## TASK
Reproduce the entries in full, with no changes.

Dataset entries:

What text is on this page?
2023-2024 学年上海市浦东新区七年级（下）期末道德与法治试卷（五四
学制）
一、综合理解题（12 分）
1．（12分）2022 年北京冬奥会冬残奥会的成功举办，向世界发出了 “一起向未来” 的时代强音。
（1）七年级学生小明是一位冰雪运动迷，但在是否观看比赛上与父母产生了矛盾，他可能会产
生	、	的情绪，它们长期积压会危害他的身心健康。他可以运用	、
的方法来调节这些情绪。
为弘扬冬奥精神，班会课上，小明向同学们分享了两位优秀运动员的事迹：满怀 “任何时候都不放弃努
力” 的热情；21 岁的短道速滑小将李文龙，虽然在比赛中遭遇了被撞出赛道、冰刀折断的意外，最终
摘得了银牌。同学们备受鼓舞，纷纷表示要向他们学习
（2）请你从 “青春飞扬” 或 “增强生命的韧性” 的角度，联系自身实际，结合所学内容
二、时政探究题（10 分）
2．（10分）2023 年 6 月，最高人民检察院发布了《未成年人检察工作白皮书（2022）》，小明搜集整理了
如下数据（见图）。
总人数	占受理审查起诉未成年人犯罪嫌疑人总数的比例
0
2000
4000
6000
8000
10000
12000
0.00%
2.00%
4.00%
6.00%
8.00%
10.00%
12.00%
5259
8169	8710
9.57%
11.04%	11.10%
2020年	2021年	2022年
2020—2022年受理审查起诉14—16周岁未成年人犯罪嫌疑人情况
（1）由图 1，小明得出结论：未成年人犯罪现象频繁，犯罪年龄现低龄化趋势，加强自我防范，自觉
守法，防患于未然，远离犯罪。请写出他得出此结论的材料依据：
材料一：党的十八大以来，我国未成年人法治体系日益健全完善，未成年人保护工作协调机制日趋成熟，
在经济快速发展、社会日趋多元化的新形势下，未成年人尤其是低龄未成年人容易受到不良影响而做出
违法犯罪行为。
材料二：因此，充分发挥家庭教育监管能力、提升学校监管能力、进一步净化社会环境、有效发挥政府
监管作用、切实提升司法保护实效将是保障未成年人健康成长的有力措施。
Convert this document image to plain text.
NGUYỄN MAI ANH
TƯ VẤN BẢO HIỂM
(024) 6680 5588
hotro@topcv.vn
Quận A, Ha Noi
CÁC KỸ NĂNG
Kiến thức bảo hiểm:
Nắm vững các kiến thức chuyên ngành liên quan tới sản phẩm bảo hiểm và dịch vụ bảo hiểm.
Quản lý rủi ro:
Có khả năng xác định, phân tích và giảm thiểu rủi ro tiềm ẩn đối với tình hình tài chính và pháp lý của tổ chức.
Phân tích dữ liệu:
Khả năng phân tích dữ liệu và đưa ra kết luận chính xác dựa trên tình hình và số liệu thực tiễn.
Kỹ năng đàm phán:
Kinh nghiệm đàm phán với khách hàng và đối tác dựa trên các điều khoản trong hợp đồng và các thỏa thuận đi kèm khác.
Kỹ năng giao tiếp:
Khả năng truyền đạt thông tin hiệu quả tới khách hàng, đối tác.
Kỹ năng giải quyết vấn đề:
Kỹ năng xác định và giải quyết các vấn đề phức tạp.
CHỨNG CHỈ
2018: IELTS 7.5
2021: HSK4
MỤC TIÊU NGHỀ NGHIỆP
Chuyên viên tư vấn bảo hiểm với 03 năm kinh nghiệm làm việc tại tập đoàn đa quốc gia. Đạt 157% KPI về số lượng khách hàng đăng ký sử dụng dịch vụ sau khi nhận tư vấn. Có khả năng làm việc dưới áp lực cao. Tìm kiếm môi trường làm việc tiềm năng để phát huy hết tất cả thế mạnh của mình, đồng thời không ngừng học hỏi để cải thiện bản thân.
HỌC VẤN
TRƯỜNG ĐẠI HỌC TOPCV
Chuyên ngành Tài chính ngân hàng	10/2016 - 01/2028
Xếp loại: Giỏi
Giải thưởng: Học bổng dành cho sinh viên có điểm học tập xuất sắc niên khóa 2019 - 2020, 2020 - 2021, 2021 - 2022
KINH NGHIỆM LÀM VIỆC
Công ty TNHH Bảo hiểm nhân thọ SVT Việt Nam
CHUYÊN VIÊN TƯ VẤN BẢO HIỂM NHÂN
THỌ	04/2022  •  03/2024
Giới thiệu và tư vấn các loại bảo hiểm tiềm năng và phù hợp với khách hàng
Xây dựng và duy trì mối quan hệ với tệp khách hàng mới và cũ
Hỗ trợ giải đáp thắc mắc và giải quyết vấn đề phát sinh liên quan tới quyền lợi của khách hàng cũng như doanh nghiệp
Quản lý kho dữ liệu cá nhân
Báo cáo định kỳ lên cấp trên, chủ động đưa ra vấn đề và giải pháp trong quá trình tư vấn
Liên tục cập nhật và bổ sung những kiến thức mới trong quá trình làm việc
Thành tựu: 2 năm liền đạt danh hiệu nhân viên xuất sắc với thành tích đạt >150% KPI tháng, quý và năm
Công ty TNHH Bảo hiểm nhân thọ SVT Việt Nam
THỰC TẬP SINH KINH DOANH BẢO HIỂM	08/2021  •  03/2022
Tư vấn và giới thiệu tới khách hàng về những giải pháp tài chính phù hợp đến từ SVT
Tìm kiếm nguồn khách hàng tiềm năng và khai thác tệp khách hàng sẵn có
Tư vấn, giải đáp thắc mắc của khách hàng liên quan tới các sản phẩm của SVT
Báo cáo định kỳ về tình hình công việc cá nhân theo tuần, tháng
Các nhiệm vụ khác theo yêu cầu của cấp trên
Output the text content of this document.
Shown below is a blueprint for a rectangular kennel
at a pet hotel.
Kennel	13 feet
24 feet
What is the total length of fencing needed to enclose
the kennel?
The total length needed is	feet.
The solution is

## RESPONSE TO THIS EXERCISE
What text is on this page?
2023-2024 学年上海市浦东新区七年级（下）期末道德与法治试卷（五四
学制）
一、综合理解题（12 分）
1．（12分）2022 年北京冬奥会冬残奥会的成功举办，向世界发出了 “一起向未来” 的时代强音。
（1）七年级学生小明是一位冰雪运动迷，但在是否观看比赛上与父母产生了矛盾，他可能会产
生	、	的情绪，它们长期积压会危害他的身心健康。他可以运用	、
的方法来调节这些情绪。
为弘扬冬奥精神，班会课上，小明向同学们分享了两位优秀运动员的事迹：满怀 “任何时候都不放弃努
力” 的热情；21 岁的短道速滑小将李文龙，虽然在比赛中遭遇了被撞出赛道、冰刀折断的意外，最终
摘得了银牌。同学们备受鼓舞，纷纷表示要向他们学习
（2）请你从 “青春飞扬” 或 “增强生命的韧性” 的角度，联系自身实际，结合所学内容
二、时政探究题（10 分）
2．（10分）2023 年 6 月，最高人民检察院发布了《未成年人检察工作白皮书（2022）》，小明搜集整理了
如下数据（见图）。
总人数	占受理审查起诉未成年人犯罪嫌疑人总数的比例
0
2000
4000
6000
8000
10000
12000
0.00%
2.00%
4.00%
6.00%
8.00%
10.00%
12.00%
5259
8169	8710
9.57%
11.04%	11.10%
2020年	2021年	2022年
2020—2022年受理审查起诉14—16周岁未成年人犯罪嫌疑人情况
（1）由图 1，小明得出结论：未成年人犯罪现象频繁，犯罪年龄现低龄化趋势，加强自我防范，自觉
守法，防患于未然，远离犯罪。请写出他得出此结论的材料依据：
材料一：党的十八大以来，我国未成年人法治体系日益健全完善，未成年人保护工作协调机制日趋成熟，
在经济快速发展、社会日趋多元化的新形势下，未成年人尤其是低龄未成年人容易受到不良影响而做出
违法犯罪行为。
材料二：因此，充分发挥家庭教育监管能力、提升学校监管能力、进一步净化社会环境、有效发挥政府
监管作用、切实提升司法保护实效将是保障未成年人健康成长的有力措施。
Convert this document image to plain text.
NGUYỄN MAI ANH
TƯ VẤN BẢO HIỂM
(024) 6680 5588
hotro@topcv.vn
Quận A, Ha Noi
CÁC KỸ NĂNG
Kiến thức bảo hiểm:
Nắm vững các kiến thức chuyên ngành liên quan tới sản phẩm bảo hiểm và dịch vụ bảo hiểm.
Quản lý rủi ro:
Có khả năng xác định, phân tích và giảm thiểu rủi ro tiềm ẩn đối với tình hình tài chính và pháp lý của tổ chức.
Phân tích dữ liệu:
Khả năng phân tích dữ liệu và đưa ra kết luận chính xác dựa trên tình hình và số liệu thực tiễn.
Kỹ năng đàm phán:
Kinh nghiệm đàm phán với khách hàng và đối tác dựa trên các điều khoản trong hợp đồng và các thỏa thuận đi kèm khác.
Kỹ năng giao tiếp:
Khả năng truyền đạt thông tin hiệu quả tới khách hàng, đối tác.
Kỹ năng giải quyết vấn đề:
Kỹ năng xác định và giải quyết các vấn đề phức tạp.
CHỨNG CHỈ
2018: IELTS 7.5
2021: HSK4
MỤC TIÊU NGHỀ NGHIỆP
Chuyên viên tư vấn bảo hiểm với 03 năm kinh nghiệm làm việc tại tập đoàn đa quốc gia. Đạt 157% KPI về số lượng khách hàng đăng ký sử dụng dịch vụ sau khi nhận tư vấn. Có khả năng làm việc dưới áp lực cao. Tìm kiếm môi trường làm việc tiềm năng để phát huy hết tất cả thế mạnh của mình, đồng thời không ngừng học hỏi để cải thiện bản thân.
HỌC VẤN
TRƯỜNG ĐẠI HỌC TOPCV
Chuyên ngành Tài chính ngân hàng	10/2016 - 01/2028
Xếp loại: Giỏi
Giải thưởng: Học bổng dành cho sinh viên có điểm học tập xuất sắc niên khóa 2019 - 2020, 2020 - 2021, 2021 - 2022
KINH NGHIỆM LÀM VIỆC
Công ty TNHH Bảo hiểm nhân thọ SVT Việt Nam
CHUYÊN VIÊN TƯ VẤN BẢO HIỂM NHÂN
THỌ	04/2022  •  03/2024
Giới thiệu và tư vấn các loại bảo hiểm tiềm năng và phù hợp với khách hàng
Xây dựng và duy trì mối quan hệ với tệp khách hàng mới và cũ
Hỗ trợ giải đáp thắc mắc và giải quyết vấn đề phát sinh liên quan tới quyền lợi của khách hàng cũng như doanh nghiệp
Quản lý kho dữ liệu cá nhân
Báo cáo định kỳ lên cấp trên, chủ động đưa ra vấn đề và giải pháp trong quá trình tư vấn
Liên tục cập nhật và bổ sung những kiến thức mới trong quá trình làm việc
Thành tựu: 2 năm liền đạt danh hiệu nhân viên xuất sắc với thành tích đạt >150% KPI tháng, quý và năm
Công ty TNHH Bảo hiểm nhân thọ SVT Việt Nam
THỰC TẬP SINH KINH DOANH BẢO HIỂM	08/2021  •  03/2022
Tư vấn và giới thiệu tới khách hàng về những giải pháp tài chính phù hợp đến từ SVT
Tìm kiếm nguồn khách hàng tiềm năng và khai thác tệp khách hàng sẵn có
Tư vấn, giải đáp thắc mắc của khách hàng liên quan tới các sản phẩm của SVT
Báo cáo định kỳ về tình hình công việc cá nhân theo tuần, tháng
Các nhiệm vụ khác theo yêu cầu của cấp trên
Output the text content of this document.
Shown below is a blueprint for a rectangular kennel
at a pet hotel.
Kennel	13 feet
24 feet
What is the total length of fencing needed to enclose
the kennel?
The total length needed is	feet.
The solution is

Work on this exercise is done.